## Challenge
Check each line of the listing for the string "dưới", then state how many lines have it. Only the number is wanted.

## Supplied data
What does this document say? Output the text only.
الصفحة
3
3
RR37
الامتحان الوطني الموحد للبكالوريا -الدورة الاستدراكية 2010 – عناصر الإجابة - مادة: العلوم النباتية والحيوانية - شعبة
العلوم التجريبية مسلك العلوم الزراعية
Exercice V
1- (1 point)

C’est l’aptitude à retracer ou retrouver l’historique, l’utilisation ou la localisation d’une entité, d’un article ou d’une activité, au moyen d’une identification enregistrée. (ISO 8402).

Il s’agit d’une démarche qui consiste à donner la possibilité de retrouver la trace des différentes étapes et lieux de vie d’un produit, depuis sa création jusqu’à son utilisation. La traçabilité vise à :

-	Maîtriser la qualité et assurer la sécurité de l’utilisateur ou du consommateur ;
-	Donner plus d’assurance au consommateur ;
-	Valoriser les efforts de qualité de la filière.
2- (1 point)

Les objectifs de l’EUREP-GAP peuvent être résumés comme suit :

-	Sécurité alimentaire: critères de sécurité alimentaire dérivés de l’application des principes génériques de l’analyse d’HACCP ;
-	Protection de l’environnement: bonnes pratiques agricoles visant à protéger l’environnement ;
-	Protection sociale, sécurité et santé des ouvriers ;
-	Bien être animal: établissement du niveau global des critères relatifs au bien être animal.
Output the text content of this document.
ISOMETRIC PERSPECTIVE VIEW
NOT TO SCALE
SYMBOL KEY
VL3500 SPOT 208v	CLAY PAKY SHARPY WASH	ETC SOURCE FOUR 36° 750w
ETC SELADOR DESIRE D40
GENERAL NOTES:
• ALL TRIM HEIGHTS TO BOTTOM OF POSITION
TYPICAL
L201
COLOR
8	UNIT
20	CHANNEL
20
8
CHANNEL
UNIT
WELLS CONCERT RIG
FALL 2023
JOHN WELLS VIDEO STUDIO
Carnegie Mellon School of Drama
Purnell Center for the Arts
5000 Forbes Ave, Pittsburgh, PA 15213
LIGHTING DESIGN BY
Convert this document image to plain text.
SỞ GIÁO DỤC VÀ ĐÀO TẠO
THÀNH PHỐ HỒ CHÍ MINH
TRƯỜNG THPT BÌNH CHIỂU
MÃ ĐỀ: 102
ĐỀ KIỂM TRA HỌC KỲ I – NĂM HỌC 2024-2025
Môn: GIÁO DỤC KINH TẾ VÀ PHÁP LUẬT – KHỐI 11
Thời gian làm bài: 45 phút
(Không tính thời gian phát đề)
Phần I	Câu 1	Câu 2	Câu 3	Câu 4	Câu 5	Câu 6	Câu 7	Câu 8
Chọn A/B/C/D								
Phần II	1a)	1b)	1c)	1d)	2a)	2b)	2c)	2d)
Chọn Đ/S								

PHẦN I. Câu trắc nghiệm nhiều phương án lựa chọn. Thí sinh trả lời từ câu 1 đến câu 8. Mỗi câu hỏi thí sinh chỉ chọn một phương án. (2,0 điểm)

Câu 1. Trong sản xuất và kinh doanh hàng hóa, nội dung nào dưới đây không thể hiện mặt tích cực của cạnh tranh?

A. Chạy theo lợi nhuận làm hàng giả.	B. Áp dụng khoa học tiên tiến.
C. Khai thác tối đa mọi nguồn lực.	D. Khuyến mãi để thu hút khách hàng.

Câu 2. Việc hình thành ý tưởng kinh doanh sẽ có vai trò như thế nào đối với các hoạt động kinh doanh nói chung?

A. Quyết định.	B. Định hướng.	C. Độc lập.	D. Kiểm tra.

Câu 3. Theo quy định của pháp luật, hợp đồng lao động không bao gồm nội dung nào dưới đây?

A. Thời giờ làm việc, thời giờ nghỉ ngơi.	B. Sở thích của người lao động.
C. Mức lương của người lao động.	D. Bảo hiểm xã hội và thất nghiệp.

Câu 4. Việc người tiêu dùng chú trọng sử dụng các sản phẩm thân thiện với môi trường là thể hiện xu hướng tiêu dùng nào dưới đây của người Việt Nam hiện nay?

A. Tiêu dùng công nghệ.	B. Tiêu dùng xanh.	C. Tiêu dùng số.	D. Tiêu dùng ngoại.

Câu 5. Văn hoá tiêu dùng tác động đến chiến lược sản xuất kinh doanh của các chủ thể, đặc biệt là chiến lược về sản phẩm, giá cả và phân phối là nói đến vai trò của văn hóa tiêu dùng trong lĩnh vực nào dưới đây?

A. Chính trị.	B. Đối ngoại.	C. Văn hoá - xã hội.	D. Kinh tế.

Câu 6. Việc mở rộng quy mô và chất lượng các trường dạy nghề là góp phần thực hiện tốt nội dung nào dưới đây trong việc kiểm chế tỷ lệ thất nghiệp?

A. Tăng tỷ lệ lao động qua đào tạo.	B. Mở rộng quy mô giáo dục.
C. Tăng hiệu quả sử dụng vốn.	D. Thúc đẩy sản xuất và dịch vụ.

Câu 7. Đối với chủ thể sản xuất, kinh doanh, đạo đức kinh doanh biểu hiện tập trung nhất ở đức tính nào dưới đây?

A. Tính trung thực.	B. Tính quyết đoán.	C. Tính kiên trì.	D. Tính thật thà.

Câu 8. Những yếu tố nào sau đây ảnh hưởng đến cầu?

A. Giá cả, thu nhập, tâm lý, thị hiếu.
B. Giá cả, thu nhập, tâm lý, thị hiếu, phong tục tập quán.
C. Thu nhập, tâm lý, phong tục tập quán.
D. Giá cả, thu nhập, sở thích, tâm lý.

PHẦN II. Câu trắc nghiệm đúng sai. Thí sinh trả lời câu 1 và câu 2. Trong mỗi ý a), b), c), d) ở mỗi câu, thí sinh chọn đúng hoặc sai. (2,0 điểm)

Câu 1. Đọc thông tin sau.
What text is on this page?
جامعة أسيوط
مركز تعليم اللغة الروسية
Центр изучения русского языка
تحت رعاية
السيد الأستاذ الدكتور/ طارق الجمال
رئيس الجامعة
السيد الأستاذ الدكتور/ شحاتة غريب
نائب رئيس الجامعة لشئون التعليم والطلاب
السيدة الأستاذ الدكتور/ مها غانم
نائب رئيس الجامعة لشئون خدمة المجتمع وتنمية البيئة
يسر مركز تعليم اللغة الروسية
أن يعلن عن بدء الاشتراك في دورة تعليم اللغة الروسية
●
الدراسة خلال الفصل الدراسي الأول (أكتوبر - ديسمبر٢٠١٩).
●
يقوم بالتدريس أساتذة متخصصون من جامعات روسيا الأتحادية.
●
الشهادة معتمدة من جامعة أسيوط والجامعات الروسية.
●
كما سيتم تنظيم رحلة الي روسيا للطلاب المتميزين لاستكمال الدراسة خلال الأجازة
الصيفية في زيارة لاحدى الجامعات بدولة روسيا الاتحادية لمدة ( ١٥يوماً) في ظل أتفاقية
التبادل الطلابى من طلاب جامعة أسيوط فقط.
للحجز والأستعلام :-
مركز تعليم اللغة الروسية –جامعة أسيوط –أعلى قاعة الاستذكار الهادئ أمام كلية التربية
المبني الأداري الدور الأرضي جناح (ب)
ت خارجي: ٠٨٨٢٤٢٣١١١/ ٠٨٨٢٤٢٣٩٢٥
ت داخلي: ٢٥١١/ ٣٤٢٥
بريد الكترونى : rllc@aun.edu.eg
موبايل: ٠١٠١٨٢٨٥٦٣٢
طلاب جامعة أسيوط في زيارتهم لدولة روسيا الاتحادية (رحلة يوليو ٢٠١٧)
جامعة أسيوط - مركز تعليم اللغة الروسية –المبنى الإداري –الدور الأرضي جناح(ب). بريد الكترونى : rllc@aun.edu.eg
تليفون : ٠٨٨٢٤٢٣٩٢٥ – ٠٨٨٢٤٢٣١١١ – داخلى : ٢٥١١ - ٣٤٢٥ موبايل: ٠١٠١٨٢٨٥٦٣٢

## Solution below
6